• _Record excerpts_
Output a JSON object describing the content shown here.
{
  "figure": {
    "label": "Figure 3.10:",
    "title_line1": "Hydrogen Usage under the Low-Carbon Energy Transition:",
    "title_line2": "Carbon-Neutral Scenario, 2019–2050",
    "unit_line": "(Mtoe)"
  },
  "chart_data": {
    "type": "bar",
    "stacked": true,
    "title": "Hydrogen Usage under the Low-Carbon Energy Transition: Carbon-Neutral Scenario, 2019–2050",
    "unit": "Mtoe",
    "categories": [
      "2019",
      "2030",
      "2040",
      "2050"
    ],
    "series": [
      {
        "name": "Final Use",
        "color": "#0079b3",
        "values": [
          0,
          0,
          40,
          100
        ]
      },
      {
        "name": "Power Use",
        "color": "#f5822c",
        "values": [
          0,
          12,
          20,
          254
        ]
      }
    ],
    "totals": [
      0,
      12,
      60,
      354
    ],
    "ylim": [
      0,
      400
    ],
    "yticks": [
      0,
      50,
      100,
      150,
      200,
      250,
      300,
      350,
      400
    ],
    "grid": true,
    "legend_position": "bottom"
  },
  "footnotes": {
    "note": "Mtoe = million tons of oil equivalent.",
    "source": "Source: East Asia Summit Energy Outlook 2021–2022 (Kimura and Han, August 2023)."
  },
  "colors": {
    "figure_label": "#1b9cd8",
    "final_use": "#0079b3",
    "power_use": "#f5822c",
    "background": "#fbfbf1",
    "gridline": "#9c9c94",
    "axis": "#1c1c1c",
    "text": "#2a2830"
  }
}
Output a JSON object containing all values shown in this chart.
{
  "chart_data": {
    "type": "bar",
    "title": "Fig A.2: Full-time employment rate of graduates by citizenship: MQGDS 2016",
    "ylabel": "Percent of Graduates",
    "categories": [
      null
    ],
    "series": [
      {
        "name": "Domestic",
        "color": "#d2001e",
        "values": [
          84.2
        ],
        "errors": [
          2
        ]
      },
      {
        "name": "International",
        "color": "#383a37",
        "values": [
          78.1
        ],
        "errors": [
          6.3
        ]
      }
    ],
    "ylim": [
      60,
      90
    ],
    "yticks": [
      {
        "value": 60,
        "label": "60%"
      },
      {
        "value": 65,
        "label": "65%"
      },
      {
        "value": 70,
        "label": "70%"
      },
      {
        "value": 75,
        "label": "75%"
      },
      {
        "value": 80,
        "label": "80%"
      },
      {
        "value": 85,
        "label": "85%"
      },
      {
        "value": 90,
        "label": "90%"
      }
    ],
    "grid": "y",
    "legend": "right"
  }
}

• _Exercise objective_
From the listing above, reproduce all the lines exactly.

• _Result_
Output a JSON object describing the content shown here.
{
  "figure": {
    "label": "Figure 3.10:",
    "title_line1": "Hydrogen Usage under the Low-Carbon Energy Transition:",
    "title_line2": "Carbon-Neutral Scenario, 2019–2050",
    "unit_line": "(Mtoe)"
  },
  "chart_data": {
    "type": "bar",
    "stacked": true,
    "title": "Hydrogen Usage under the Low-Carbon Energy Transition: Carbon-Neutral Scenario, 2019–2050",
    "unit": "Mtoe",
    "categories": [
      "2019",
      "2030",
      "2040",
      "2050"
    ],
    "series": [
      {
        "name": "Final Use",
        "color": "#0079b3",
        "values": [
          0,
          0,
          40,
          100
        ]
      },
      {
        "name": "Power Use",
        "color": "#f5822c",
        "values": [
          0,
          12,
          20,
          254
        ]
      }
    ],
    "totals": [
      0,
      12,
      60,
      354
    ],
    "ylim": [
      0,
      400
    ],
    "yticks": [
      0,
      50,
      100,
      150,
      200,
      250,
      300,
      350,
      400
    ],
    "grid": true,
    "legend_position": "bottom"
  },
  "footnotes": {
    "note": "Mtoe = million tons of oil equivalent.",
    "source": "Source: East Asia Summit Energy Outlook 2021–2022 (Kimura and Han, August 2023)."
  },
  "colors": {
    "figure_label": "#1b9cd8",
    "final_use": "#0079b3",
    "power_use": "#f5822c",
    "background": "#fbfbf1",
    "gridline": "#9c9c94",
    "axis": "#1c1c1c",
    "text": "#2a2830"
  }
}
Output a JSON object containing all values shown in this chart.
{
  "chart_data": {
    "type": "bar",
    "title": "Fig A.2: Full-time employment rate of graduates by citizenship: MQGDS 2016",
    "ylabel": "Percent of Graduates",
    "categories": [
      null
    ],
    "series": [
      {
        "name": "Domestic",
        "color": "#d2001e",
        "values": [
          84.2
        ],
        "errors": [
          2
        ]
      },
      {
        "name": "International",
        "color": "#383a37",
        "values": [
          78.1
        ],
        "errors": [
          6.3
        ]
      }
    ],
    "ylim": [
      60,
      90
    ],
    "yticks": [
      {
        "value": 60,
        "label": "60%"
      },
      {
        "value": 65,
        "label": "65%"
      },
      {
        "value": 70,
        "label": "70%"
      },
      {
        "value": 75,
        "label": "75%"
      },
      {
        "value": 80,
        "label": "80%"
      },
      {
        "value": 85,
        "label": "85%"
      },
      {
        "value": 90,
        "label": "90%"
      }
    ],
    "grid": "y",
    "legend": "right"
  }
}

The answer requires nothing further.